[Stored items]
────────────────────

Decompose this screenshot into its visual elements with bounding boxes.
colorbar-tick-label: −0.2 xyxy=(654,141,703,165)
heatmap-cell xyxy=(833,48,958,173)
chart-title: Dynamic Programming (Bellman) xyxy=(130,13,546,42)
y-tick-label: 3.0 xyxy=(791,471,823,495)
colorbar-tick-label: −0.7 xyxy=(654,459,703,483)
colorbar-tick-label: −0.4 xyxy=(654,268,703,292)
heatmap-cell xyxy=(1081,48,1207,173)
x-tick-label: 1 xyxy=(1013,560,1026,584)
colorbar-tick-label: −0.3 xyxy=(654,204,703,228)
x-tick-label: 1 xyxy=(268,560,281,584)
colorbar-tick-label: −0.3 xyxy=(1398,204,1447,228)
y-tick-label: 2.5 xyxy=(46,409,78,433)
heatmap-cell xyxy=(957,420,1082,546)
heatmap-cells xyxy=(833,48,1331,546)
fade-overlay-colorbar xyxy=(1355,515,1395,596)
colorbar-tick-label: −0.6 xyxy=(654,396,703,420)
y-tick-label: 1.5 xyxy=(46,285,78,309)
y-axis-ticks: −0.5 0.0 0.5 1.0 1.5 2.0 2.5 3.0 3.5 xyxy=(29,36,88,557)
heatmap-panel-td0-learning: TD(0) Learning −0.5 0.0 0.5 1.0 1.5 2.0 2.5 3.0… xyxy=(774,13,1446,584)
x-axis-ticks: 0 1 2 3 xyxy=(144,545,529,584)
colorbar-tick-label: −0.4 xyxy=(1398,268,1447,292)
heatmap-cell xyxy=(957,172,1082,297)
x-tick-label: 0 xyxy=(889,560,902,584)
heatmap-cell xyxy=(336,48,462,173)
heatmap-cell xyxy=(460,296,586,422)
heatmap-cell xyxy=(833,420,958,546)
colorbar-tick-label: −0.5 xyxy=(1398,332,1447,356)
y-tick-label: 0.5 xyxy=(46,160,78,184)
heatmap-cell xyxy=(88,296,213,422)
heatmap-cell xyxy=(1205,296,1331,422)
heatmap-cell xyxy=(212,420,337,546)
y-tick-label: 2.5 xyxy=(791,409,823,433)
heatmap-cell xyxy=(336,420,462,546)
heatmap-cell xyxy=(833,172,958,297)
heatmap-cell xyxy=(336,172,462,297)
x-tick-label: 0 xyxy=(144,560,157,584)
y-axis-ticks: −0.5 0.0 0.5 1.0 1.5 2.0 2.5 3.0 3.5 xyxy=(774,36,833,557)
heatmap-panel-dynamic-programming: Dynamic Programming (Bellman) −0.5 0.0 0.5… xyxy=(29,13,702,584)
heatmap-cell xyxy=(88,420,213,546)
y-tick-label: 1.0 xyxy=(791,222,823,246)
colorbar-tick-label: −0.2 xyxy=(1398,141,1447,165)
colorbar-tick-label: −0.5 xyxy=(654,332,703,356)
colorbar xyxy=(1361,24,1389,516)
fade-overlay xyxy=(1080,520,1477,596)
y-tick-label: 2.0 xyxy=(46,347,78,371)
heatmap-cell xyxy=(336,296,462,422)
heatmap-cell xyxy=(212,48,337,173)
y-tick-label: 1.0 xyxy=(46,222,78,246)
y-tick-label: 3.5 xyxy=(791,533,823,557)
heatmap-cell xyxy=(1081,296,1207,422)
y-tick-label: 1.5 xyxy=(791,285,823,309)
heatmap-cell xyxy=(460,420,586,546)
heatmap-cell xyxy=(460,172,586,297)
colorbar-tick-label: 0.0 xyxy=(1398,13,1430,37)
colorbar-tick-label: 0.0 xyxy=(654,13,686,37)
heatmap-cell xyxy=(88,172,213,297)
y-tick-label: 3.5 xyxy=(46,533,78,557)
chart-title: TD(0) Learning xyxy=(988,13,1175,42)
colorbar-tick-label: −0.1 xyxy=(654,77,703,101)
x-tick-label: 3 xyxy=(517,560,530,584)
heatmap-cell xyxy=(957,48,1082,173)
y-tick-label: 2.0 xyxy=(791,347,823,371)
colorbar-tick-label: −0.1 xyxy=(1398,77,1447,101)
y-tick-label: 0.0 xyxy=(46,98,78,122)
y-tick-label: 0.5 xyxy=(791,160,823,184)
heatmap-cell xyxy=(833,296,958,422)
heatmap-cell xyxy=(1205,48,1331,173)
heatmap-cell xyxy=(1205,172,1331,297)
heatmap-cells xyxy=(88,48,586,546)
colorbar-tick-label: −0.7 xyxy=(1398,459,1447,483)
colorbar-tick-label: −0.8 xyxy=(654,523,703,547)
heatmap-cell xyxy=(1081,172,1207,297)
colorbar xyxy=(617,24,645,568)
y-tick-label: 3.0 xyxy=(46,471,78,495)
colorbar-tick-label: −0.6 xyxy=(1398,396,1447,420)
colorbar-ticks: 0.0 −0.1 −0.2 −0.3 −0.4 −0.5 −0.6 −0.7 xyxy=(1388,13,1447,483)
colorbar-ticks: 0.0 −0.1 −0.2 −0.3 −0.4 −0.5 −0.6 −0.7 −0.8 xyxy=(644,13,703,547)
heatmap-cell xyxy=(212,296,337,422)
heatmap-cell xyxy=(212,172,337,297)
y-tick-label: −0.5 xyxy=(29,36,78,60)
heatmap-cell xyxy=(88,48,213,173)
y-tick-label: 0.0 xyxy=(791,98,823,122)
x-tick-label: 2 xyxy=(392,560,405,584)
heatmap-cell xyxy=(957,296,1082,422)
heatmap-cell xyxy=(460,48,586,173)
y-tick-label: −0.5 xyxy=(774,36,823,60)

────────────────────

* Work to complete: Copy the rows from the start through the line with "heatmap-panel-dynamic-programming: Dynamic Programming", switching every "colorbar-tick-label" to "colorbar-label" and keeping everything else unchanged.

* Solution:
Decompose this screenshot into its visual elements with bounding boxes.
colorbar-label: −0.2 xyxy=(654,141,703,165)
heatmap-cell xyxy=(833,48,958,173)
chart-title: Dynamic Programming (Bellman) xyxy=(130,13,546,42)
y-tick-label: 3.0 xyxy=(791,471,823,495)
colorbar-label: −0.7 xyxy=(654,459,703,483)
colorbar-label: −0.4 xyxy=(654,268,703,292)
heatmap-cell xyxy=(1081,48,1207,173)
x-tick-label: 1 xyxy=(1013,560,1026,584)
colorbar-label: −0.3 xyxy=(654,204,703,228)
x-tick-label: 1 xyxy=(268,560,281,584)
colorbar-label: −0.3 xyxy=(1398,204,1447,228)
y-tick-label: 2.5 xyxy=(46,409,78,433)
heatmap-cell xyxy=(957,420,1082,546)
heatmap-cells xyxy=(833,48,1331,546)
fade-overlay-colorbar xyxy=(1355,515,1395,596)
colorbar-label: −0.6 xyxy=(654,396,703,420)
y-tick-label: 1.5 xyxy=(46,285,78,309)
y-axis-ticks: −0.5 0.0 0.5 1.0 1.5 2.0 2.5 3.0 3.5 xyxy=(29,36,88,557)
heatmap-panel-td0-learning: TD(0) Learning −0.5 0.0 0.5 1.0 1.5 2.0 2.5 3.0… xyxy=(774,13,1446,584)
x-axis-ticks: 0 1 2 3 xyxy=(144,545,529,584)
colorbar-label: −0.4 xyxy=(1398,268,1447,292)
heatmap-cell xyxy=(957,172,1082,297)
x-tick-label: 0 xyxy=(889,560,902,584)
heatmap-cell xyxy=(336,48,462,173)
heatmap-cell xyxy=(460,296,586,422)
heatmap-cell xyxy=(833,420,958,546)
colorbar-label: −0.5 xyxy=(1398,332,1447,356)
y-tick-label: 0.5 xyxy=(46,160,78,184)
heatmap-cell xyxy=(88,296,213,422)
heatmap-cell xyxy=(1205,296,1331,422)
heatmap-cell xyxy=(212,420,337,546)
y-tick-label: 2.5 xyxy=(791,409,823,433)
heatmap-cell xyxy=(336,420,462,546)
heatmap-cell xyxy=(833,172,958,297)
heatmap-cell xyxy=(336,172,462,297)
x-tick-label: 0 xyxy=(144,560,157,584)
y-axis-ticks: −0.5 0.0 0.5 1.0 1.5 2.0 2.5 3.0 3.5 xyxy=(774,36,833,557)
heatmap-panel-dynamic-programming: Dynamic Programming (Bellman) −0.5 0.0 0.5… xyxy=(29,13,702,584)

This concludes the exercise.